(Data tied to figure images)

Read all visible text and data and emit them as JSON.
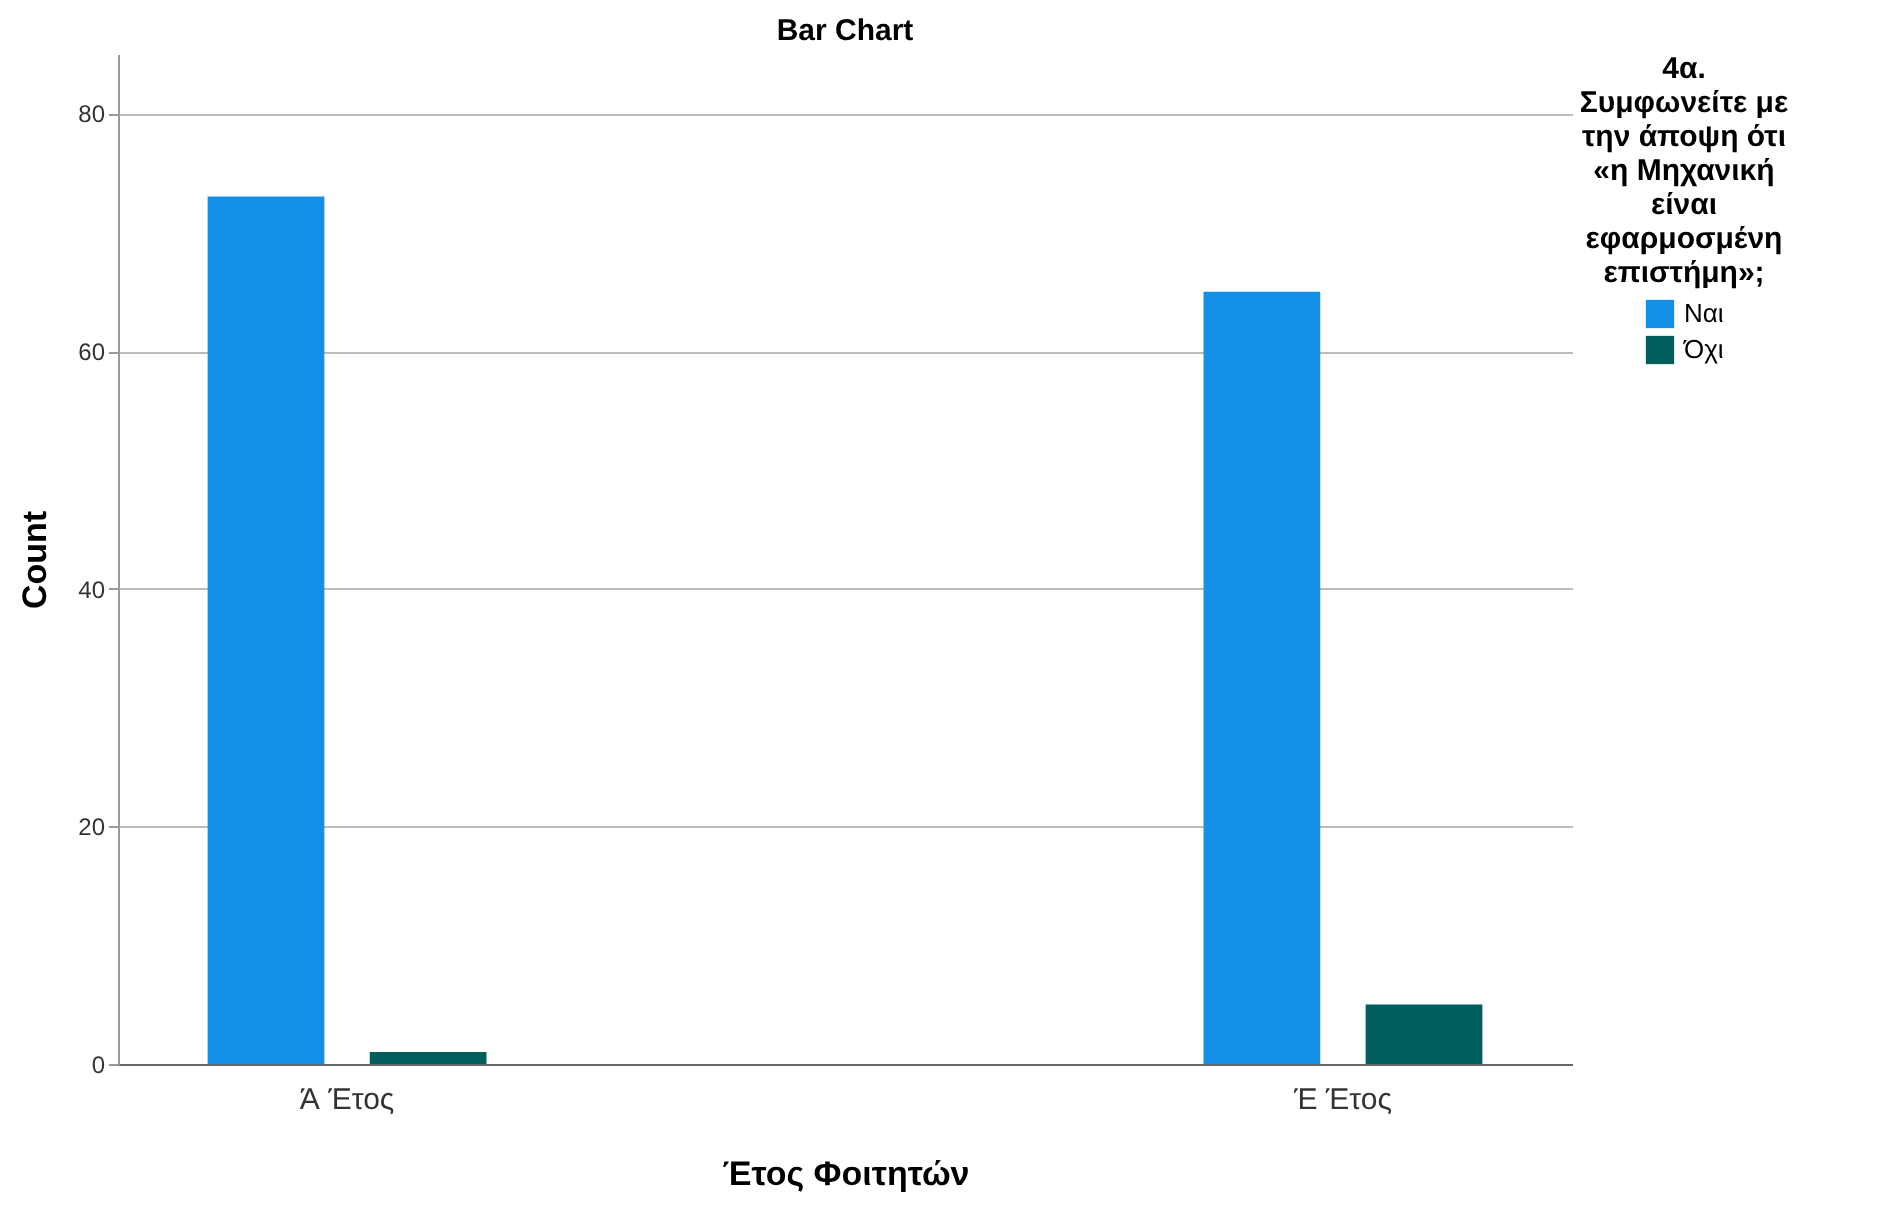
{
  "chart_data": {
    "type": "bar",
    "title": "Bar Chart",
    "xlabel": "Έτος Φοιτητών",
    "ylabel": "Count",
    "legend_title": "4α. Συμφωνείτε με την άποψη ότι «η Μηχανική είναι εφαρμοσμένη επιστήμη»;",
    "categories": [
      "Ά Έτος",
      "Έ Έτος"
    ],
    "series": [
      {
        "name": "Ναι",
        "color": "#1490e6",
        "values": [
          73,
          65
        ]
      },
      {
        "name": "Όχι",
        "color": "#005e5c",
        "values": [
          1,
          5
        ]
      }
    ],
    "ylim": [
      0,
      85
    ],
    "yticks": [
      0,
      20,
      40,
      60,
      80
    ],
    "grid": "y",
    "legend": "top right"
  }
}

§ Exercise directions: Print out every entry above without changing a word, and leave out the pictures.

§ Finished exercise:
Read all visible text and data and emit them as JSON.
{
  "chart_data": {
    "type": "bar",
    "title": "Bar Chart",
    "xlabel": "Έτος Φοιτητών",
    "ylabel": "Count",
    "legend_title": "4α. Συμφωνείτε με την άποψη ότι «η Μηχανική είναι εφαρμοσμένη επιστήμη»;",
    "categories": [
      "Ά Έτος",
      "Έ Έτος"
    ],
    "series": [
      {
        "name": "Ναι",
        "color": "#1490e6",
        "values": [
          73,
          65
        ]
      },
      {
        "name": "Όχι",
        "color": "#005e5c",
        "values": [
          1,
          5
        ]
      }
    ],
    "ylim": [
      0,
      85
    ],
    "yticks": [
      0,
      20,
      40,
      60,
      80
    ],
    "grid": "y",
    "legend": "top right"
  }
}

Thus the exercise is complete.